___ EXTRACT TO READ ___
An 84-year-old man being held in custody died in handcuffs in a West London immigration removal centre, despite being declaired unfit for detention.
Inspectors investigating the "shocking" case stated a "sense of humanity was lost", after the HM Inspectorate of Prisons visited the Harmondsworth immigration removal centre in August 2013.
Medical records described the Canadian victim as "frail, 84 years old, has Alzheimer's disease... demented. Unfit for detention or deportation. Requires social care".
However, no referral to social services was made. According to the reports, the man was taken to hospital where he was restrained for around five hours, before dying in the handcuffs.
Officers investigating the Harmondsworth centre said 11 detainees had been held for more than two years despite one in particular willing to return to his country.
Other cases recorded in the report, included a dying man who was handcuffed while sedated, as he underwent surgery and another involving a stroke victim who was handcuffed to his wheelchair on his journey to hospital.
___ DATA TO EXAMINE ___
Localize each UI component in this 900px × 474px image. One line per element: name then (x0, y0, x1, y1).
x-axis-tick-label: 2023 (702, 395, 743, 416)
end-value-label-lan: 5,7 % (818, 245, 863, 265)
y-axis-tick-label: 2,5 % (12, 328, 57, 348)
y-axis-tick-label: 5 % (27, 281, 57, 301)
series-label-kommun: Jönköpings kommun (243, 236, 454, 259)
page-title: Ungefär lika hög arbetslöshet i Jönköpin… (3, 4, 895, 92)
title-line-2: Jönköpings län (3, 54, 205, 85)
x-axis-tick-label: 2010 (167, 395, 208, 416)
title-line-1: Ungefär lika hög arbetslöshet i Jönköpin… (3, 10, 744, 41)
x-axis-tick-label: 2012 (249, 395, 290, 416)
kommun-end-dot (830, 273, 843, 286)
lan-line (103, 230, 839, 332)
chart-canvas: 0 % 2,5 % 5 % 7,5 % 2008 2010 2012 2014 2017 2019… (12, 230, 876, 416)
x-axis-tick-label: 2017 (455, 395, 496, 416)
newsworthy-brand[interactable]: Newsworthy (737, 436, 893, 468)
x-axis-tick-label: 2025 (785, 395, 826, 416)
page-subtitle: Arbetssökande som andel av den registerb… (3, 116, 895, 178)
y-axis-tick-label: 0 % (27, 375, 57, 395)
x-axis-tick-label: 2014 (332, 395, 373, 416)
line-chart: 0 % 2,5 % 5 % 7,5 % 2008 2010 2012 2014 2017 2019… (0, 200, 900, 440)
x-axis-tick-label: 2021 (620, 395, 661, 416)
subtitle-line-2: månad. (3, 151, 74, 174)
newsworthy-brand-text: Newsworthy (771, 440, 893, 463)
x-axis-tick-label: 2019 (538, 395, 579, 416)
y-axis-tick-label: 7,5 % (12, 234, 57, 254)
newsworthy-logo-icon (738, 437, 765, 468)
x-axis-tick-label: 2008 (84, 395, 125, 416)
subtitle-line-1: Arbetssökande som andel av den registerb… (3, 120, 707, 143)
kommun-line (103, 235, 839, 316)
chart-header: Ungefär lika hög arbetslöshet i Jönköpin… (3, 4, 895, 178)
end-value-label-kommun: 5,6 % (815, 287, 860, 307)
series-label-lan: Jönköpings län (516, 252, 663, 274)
___
- _TASK BRIEF_: Continue the news report on deaths and restraint at the Harmondsworth immigration removal centre from where it stops.

- _SOLVED PROBLEM_:
The Prison Reform Trust said the centre had disregarded "the basic principles of humanity and decency".
Spokeswoman Juliet Lyon said: "Have the authorities responsible for Harmondsworth forgotten the basic principles of humanity and decency that must apply to any form of custody?"
Mark Harper, immigration minister, said the use of handcuffs to restrain the elderly victim seemed ""completely unjustified and must not be repeated".
He also said that GEO Group UK Ltd had been working "below the high standard expected".
"This report makes a number of recommendations that we will be taking forward and I expect to see significant improvement," he added.